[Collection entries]
====================
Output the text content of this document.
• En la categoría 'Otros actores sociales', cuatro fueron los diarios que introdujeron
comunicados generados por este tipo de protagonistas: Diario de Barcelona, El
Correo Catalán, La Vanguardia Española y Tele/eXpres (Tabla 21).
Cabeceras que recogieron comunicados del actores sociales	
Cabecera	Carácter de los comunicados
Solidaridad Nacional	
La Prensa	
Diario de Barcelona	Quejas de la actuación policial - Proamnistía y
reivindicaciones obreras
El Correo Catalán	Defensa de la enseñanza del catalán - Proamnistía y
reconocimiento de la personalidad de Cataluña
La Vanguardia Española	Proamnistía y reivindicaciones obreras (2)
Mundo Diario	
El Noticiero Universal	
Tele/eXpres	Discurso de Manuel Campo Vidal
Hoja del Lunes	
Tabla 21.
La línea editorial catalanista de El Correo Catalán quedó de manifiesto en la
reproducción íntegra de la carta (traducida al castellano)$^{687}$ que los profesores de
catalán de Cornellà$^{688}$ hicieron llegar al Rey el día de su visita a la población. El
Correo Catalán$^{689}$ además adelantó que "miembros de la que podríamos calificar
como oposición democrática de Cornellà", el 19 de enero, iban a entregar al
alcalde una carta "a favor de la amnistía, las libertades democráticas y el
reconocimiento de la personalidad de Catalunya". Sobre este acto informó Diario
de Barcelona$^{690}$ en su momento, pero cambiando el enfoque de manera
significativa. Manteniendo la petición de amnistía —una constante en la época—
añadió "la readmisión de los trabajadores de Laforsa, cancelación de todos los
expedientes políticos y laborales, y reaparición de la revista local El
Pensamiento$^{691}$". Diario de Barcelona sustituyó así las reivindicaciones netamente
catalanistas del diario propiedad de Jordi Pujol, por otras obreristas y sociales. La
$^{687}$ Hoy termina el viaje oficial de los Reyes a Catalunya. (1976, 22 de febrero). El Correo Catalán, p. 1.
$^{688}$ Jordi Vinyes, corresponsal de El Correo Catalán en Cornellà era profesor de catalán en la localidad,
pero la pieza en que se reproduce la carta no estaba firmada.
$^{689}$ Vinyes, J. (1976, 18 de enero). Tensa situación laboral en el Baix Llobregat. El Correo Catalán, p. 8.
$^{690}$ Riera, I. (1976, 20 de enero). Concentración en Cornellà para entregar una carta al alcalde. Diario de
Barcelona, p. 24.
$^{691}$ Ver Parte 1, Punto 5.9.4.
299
====================
■ **WHAT YOU SHOULD DO**: Copy, from the material, each line that holds the string "Proamnistía".

■ **TASK ANSWER**:
Diario de Barcelona	Quejas de la actuación policial - Proamnistía y
El Correo Catalán	Defensa de la enseñanza del catalán - Proamnistía y
La Vanguardia Española	Proamnistía y reivindicaciones obreras (2)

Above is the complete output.